WORK TO BE COMPLETED: Lines below that hold the word "children" must be copied in full.

INFORMATION GIVEN:
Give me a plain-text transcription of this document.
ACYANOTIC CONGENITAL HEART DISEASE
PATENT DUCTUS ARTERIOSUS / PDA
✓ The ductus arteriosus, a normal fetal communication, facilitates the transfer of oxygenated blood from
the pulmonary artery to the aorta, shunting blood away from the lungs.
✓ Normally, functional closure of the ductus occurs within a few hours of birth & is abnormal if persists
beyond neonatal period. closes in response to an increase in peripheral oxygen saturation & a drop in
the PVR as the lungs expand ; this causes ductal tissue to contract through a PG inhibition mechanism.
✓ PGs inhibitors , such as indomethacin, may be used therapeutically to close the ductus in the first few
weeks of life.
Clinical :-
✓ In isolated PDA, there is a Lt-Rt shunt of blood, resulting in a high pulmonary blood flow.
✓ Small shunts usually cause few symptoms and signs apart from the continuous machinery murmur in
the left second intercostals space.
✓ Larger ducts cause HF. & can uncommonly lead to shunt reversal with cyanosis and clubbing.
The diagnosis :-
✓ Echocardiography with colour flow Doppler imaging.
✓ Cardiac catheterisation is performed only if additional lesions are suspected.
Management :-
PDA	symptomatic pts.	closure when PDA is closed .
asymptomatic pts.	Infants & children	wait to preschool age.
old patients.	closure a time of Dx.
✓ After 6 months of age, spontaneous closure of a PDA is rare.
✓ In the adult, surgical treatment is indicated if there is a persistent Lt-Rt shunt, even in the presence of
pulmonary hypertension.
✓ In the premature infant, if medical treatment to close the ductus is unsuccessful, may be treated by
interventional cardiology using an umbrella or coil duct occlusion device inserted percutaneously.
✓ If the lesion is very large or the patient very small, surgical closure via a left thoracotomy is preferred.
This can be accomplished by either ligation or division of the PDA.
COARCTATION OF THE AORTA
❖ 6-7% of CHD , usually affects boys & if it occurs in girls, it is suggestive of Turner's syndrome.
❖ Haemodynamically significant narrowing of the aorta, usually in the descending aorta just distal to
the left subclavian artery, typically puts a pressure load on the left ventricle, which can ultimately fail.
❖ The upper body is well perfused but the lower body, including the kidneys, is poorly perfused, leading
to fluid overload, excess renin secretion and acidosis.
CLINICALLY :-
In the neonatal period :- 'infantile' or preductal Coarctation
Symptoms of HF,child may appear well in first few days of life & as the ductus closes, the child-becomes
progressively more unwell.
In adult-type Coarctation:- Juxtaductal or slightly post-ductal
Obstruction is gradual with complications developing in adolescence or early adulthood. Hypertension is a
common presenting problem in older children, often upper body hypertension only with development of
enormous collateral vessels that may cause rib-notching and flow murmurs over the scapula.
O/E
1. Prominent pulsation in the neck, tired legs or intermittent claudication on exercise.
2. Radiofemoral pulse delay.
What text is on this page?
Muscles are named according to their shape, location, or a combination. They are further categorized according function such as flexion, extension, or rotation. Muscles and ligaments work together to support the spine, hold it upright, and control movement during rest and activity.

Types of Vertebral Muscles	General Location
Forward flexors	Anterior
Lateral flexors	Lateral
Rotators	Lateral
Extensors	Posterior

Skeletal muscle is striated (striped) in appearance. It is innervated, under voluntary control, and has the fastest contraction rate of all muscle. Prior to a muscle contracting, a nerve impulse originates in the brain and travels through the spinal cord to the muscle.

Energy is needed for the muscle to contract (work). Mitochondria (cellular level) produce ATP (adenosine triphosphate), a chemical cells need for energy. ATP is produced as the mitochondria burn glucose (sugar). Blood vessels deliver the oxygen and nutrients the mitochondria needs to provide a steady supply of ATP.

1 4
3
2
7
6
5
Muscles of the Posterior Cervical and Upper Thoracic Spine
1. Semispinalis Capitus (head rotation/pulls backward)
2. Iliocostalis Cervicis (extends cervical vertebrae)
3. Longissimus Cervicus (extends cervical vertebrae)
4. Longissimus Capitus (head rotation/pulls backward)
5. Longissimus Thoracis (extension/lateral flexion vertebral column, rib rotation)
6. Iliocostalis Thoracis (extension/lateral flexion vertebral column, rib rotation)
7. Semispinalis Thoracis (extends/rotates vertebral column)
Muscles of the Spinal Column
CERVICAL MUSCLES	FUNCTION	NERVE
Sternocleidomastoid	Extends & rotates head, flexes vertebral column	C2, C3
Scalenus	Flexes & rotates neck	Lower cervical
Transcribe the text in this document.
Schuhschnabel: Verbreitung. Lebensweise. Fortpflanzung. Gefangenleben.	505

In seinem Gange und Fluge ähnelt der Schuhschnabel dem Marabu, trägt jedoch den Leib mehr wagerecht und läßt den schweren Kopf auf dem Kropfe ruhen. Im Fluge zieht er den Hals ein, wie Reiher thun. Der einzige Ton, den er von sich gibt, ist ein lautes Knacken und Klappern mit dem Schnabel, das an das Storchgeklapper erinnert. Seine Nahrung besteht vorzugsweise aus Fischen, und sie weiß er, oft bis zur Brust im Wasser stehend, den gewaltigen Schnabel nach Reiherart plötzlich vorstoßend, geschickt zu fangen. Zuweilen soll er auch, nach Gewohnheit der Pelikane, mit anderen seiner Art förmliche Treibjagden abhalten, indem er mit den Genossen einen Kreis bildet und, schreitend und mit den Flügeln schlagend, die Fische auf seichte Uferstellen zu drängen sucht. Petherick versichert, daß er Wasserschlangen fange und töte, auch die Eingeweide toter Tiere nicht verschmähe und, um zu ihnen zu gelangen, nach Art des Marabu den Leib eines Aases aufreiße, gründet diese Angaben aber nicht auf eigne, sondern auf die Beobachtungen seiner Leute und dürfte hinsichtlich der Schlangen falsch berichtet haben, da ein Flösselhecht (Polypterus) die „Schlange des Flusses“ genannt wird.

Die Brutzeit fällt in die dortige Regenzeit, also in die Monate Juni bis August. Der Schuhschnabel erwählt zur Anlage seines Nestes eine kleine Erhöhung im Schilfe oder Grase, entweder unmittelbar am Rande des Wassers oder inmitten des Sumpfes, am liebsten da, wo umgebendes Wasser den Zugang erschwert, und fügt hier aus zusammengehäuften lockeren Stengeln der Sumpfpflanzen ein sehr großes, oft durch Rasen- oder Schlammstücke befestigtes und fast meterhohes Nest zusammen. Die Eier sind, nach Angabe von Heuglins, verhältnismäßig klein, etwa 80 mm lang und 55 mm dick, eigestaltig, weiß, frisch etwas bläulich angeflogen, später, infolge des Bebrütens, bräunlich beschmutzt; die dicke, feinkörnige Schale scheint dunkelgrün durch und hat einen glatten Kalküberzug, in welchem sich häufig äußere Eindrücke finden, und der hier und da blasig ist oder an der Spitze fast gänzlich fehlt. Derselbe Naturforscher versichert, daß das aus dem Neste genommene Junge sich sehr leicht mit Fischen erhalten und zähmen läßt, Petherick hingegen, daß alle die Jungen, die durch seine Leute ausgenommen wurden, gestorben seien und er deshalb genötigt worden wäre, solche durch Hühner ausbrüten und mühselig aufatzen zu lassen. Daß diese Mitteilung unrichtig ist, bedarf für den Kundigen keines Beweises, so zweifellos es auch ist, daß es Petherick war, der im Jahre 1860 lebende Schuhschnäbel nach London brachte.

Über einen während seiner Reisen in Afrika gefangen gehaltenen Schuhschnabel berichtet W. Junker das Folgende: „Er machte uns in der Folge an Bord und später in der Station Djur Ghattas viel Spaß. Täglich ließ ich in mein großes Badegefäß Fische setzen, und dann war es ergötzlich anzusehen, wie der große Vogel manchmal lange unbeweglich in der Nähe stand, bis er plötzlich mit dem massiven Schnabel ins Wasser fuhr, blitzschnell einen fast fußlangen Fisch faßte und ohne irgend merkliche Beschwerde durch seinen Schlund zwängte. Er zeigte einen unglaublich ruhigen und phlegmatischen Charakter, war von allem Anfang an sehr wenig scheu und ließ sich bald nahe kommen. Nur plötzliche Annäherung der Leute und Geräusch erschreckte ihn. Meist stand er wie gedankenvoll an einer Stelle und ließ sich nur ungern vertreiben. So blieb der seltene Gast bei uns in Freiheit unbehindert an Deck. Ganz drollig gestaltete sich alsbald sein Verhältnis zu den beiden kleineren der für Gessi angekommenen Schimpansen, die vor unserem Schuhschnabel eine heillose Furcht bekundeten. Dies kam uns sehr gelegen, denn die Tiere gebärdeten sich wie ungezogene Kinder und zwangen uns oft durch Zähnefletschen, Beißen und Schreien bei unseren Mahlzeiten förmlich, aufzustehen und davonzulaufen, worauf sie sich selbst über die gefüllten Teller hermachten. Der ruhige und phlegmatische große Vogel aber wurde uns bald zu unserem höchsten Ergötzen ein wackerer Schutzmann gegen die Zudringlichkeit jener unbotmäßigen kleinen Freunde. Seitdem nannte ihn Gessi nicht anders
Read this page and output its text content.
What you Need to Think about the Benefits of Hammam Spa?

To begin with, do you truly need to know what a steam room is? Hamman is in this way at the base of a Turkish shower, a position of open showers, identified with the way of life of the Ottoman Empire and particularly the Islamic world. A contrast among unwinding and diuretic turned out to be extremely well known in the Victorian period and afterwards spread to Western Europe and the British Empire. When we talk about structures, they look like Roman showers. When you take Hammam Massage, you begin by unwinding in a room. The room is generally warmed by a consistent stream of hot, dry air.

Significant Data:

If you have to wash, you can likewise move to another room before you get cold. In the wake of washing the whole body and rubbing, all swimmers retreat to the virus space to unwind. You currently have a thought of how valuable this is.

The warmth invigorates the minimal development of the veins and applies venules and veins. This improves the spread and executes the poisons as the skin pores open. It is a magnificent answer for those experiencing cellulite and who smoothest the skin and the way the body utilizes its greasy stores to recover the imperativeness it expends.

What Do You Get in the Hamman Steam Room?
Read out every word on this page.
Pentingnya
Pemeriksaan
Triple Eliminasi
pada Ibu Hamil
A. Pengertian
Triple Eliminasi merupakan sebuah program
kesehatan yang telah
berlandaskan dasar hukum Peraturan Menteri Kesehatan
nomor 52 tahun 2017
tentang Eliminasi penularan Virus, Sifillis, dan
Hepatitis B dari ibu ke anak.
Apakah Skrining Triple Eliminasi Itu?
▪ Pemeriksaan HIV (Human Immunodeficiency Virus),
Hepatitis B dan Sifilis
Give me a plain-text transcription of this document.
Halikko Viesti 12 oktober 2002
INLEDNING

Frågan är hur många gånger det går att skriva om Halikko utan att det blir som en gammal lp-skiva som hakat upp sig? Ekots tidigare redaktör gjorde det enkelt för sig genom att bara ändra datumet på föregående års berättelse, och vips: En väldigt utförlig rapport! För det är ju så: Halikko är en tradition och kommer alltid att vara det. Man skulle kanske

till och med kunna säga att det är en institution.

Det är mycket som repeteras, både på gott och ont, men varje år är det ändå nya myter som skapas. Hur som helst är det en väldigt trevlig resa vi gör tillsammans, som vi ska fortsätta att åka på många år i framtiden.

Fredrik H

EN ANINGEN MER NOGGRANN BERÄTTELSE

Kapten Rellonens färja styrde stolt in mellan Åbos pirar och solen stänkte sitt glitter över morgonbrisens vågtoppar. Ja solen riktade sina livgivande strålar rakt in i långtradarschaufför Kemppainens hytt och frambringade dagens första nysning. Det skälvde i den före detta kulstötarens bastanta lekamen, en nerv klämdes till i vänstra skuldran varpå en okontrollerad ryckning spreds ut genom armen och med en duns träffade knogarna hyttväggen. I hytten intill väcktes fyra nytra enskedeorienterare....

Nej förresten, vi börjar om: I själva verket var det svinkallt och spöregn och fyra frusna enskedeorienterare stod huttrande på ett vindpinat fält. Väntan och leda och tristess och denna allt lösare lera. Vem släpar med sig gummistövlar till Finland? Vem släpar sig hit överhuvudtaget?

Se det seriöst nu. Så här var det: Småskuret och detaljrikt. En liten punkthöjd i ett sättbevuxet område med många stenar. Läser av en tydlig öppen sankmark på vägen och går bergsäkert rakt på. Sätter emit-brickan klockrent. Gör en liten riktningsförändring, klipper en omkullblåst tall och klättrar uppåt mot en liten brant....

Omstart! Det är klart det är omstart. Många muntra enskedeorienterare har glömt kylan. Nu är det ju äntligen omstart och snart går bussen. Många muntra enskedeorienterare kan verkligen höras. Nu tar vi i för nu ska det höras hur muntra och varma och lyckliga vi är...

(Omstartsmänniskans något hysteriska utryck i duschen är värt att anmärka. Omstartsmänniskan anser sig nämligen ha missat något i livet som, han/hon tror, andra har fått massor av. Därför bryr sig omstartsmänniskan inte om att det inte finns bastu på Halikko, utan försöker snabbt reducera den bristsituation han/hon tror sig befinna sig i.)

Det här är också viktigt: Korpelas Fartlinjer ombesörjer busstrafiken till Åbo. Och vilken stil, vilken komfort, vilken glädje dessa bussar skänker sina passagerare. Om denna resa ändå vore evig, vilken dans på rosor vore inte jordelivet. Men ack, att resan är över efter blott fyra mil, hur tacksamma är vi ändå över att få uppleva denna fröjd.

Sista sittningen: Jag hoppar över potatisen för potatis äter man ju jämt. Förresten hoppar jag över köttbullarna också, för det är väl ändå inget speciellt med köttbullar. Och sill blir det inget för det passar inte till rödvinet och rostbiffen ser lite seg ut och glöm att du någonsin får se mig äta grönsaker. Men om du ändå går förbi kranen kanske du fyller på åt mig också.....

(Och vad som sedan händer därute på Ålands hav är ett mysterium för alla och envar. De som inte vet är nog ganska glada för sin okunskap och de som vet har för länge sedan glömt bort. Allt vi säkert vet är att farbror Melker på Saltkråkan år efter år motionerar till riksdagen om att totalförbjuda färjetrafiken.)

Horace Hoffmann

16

SOLUTION TO THE PROBLEM:
asymptomatic pts.	Infants & children	wait to preschool age.
common presenting problem in older children, often upper body hypertension only with development of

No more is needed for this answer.